Write out the entries below once more, exactly, with the pictures left out.

- **DATASET RECORDS**:
-- begin --
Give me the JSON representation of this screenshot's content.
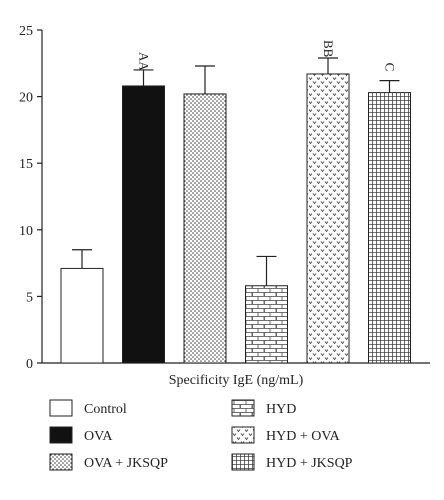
{
  "chart_data": {
    "type": "bar",
    "xlabel": "Specificity IgE (ng/mL)",
    "ylabel": "",
    "ylim": [
      0,
      25
    ],
    "yticks": [
      0,
      5,
      10,
      15,
      20,
      25
    ],
    "grid": false,
    "legend_position": "bottom",
    "categories": [
      "Control",
      "OVA",
      "OVA + JKSQP",
      "HYD",
      "HYD + OVA",
      "HYD + JKSQP"
    ],
    "values": [
      7.1,
      20.8,
      20.2,
      5.8,
      21.7,
      20.3
    ],
    "errors": [
      1.4,
      1.2,
      2.1,
      2.2,
      1.2,
      0.9
    ],
    "annotations": [
      "",
      "AA",
      "",
      "",
      "BB",
      "C"
    ],
    "patterns": [
      "white",
      "black",
      "dots",
      "bricks",
      "chevrons",
      "grid"
    ]
  }
}
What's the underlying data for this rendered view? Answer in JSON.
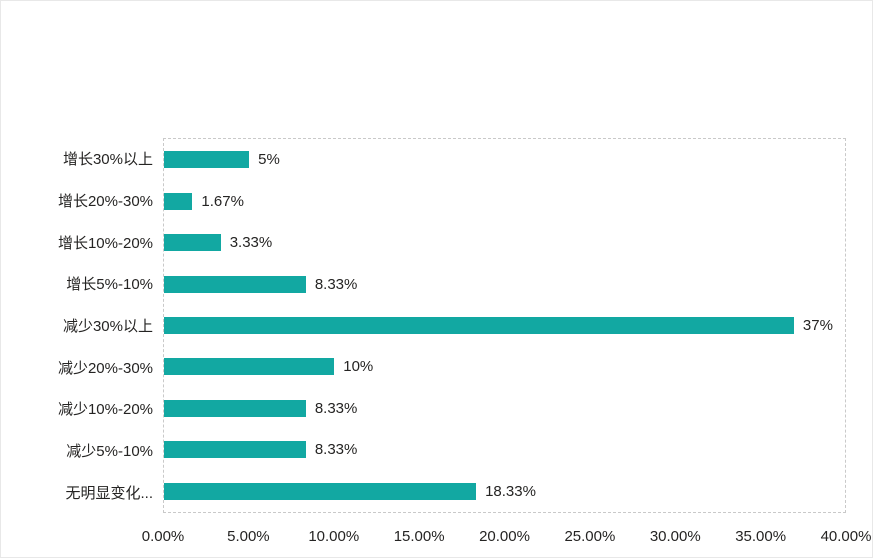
-- end --
- **CORRECT OUTPUT**:
Give me the JSON representation of this screenshot's content.
{
  "chart_data": {
    "type": "bar",
    "xlabel": "Specificity IgE (ng/mL)",
    "ylabel": "",
    "ylim": [
      0,
      25
    ],
    "yticks": [
      0,
      5,
      10,
      15,
      20,
      25
    ],
    "grid": false,
    "legend_position": "bottom",
    "categories": [
      "Control",
      "OVA",
      "OVA + JKSQP",
      "HYD",
      "HYD + OVA",
      "HYD + JKSQP"
    ],
    "values": [
      7.1,
      20.8,
      20.2,
      5.8,
      21.7,
      20.3
    ],
    "errors": [
      1.4,
      1.2,
      2.1,
      2.2,
      1.2,
      0.9
    ],
    "annotations": [
      "",
      "AA",
      "",
      "",
      "BB",
      "C"
    ],
    "patterns": [
      "white",
      "black",
      "dots",
      "bricks",
      "chevrons",
      "grid"
    ]
  }
}
What's the underlying data for this rendered view? Answer in JSON.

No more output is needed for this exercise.